▶ [Work instructions]:
Return the data line for line, from its very first line up to and including the line containing "node-box: NUMERO DE", with nothing else.

▶ [Recorded information]:

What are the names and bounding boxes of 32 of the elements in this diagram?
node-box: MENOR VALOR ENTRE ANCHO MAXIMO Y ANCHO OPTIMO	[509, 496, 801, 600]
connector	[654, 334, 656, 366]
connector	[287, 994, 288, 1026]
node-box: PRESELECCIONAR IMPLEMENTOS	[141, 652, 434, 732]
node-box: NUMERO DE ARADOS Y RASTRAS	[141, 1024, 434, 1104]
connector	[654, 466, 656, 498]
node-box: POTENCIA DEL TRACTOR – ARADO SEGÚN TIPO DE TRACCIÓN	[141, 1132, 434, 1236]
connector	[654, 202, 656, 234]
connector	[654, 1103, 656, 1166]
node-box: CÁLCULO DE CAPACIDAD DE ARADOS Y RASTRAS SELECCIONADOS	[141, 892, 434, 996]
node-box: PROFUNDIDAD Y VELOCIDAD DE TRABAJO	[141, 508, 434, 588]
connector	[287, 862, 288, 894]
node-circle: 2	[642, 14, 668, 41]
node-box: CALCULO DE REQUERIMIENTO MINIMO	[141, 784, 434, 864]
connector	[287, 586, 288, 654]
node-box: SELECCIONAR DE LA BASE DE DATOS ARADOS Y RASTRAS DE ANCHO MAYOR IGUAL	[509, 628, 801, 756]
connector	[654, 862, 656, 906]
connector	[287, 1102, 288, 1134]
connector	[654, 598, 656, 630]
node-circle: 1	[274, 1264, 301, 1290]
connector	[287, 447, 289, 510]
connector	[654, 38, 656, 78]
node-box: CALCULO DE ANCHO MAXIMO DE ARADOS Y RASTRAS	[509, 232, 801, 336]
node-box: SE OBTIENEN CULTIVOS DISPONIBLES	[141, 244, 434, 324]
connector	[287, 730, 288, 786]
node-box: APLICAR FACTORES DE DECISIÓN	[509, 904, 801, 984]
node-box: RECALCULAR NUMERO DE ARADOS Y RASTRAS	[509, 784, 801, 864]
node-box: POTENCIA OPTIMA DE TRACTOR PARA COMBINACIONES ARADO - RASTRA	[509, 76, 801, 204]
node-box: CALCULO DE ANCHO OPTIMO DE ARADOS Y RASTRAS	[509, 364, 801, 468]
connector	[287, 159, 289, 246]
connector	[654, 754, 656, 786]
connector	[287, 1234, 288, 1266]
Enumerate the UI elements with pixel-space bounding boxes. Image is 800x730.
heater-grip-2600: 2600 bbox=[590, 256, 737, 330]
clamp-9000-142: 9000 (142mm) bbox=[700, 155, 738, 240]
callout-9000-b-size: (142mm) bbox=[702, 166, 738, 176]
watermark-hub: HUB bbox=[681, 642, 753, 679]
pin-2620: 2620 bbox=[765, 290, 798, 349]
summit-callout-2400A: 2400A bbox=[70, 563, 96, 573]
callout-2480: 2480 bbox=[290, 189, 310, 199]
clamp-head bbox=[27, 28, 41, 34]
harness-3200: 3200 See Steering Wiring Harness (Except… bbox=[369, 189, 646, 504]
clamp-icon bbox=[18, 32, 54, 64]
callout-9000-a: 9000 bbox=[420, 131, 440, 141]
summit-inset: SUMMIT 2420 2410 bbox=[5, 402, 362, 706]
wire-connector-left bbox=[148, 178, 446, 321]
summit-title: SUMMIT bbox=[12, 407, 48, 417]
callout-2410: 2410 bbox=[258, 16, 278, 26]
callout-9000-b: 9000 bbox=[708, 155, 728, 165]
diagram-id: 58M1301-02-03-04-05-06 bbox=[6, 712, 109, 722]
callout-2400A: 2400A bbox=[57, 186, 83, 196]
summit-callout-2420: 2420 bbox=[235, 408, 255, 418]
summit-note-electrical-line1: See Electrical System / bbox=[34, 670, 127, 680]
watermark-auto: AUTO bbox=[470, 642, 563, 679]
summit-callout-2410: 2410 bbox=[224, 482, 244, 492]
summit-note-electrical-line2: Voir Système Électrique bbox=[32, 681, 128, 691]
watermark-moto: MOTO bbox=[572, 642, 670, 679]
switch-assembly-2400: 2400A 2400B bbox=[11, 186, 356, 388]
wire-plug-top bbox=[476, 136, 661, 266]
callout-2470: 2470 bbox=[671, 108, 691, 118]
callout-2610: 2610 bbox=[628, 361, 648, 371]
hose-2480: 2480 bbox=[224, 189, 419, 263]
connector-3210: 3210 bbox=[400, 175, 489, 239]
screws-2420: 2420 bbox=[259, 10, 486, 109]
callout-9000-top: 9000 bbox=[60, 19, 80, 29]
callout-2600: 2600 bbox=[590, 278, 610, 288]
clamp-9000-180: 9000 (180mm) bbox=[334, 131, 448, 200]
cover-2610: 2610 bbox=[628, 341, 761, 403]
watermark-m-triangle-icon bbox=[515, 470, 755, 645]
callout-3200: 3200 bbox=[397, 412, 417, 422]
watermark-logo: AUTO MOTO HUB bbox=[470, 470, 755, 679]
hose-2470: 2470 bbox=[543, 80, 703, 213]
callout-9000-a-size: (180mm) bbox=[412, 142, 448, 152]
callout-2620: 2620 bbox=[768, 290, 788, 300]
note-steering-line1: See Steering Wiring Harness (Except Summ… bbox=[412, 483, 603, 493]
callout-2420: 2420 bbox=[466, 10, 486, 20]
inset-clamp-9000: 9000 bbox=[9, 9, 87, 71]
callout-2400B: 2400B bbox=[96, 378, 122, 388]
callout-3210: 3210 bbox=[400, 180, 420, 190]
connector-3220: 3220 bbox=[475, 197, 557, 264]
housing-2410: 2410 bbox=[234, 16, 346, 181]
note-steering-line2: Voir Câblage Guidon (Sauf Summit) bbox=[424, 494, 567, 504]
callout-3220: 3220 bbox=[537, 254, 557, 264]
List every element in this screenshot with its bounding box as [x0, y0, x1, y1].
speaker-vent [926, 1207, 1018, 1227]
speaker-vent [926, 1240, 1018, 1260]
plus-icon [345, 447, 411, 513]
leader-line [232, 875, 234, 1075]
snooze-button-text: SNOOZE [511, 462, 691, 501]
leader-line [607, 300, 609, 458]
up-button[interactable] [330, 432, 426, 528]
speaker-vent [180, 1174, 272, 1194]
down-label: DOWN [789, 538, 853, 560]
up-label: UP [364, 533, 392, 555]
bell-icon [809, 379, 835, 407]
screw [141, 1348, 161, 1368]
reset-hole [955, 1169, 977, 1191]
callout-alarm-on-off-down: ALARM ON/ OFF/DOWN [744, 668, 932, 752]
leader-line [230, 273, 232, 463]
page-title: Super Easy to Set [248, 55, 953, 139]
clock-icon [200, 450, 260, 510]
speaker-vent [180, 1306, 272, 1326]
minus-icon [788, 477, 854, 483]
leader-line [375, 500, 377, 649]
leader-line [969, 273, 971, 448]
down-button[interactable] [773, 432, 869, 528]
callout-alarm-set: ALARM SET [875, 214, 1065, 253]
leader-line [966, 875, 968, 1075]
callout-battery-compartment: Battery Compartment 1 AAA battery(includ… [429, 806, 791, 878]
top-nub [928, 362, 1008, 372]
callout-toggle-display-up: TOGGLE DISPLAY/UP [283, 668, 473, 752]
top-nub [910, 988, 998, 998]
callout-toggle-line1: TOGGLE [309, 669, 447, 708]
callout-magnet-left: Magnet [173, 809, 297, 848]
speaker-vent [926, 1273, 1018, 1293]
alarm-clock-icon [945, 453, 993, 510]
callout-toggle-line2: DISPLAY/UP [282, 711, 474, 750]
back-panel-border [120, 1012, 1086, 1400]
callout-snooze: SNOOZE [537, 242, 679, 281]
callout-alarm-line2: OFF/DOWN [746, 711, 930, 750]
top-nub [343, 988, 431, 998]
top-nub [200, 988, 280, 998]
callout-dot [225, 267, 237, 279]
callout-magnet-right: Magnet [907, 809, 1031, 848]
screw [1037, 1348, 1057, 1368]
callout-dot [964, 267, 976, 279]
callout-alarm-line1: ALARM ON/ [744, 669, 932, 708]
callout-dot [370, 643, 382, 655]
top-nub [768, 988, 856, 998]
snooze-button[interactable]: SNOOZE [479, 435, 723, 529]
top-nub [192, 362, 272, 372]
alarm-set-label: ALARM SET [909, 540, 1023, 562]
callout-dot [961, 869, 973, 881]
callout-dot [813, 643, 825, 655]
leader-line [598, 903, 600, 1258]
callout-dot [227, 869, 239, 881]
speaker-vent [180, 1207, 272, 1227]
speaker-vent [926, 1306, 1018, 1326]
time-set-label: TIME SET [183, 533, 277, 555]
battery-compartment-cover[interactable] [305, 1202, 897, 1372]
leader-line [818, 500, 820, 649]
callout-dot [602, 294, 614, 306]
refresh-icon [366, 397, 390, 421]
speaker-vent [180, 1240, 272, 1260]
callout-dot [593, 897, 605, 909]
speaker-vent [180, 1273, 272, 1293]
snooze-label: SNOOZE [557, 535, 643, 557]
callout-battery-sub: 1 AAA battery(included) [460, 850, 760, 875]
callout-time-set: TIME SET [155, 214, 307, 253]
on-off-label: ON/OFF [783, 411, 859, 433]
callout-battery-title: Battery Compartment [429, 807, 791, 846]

▶ [Solution to this task]:
What are the names and bounding boxes of 32 of the elements in this diagram?
node-box: MENOR VALOR ENTRE ANCHO MAXIMO Y ANCHO OPTIMO	[509, 496, 801, 600]
connector	[654, 334, 656, 366]
connector	[287, 994, 288, 1026]
node-box: PRESELECCIONAR IMPLEMENTOS	[141, 652, 434, 732]
node-box: NUMERO DE ARADOS Y RASTRAS	[141, 1024, 434, 1104]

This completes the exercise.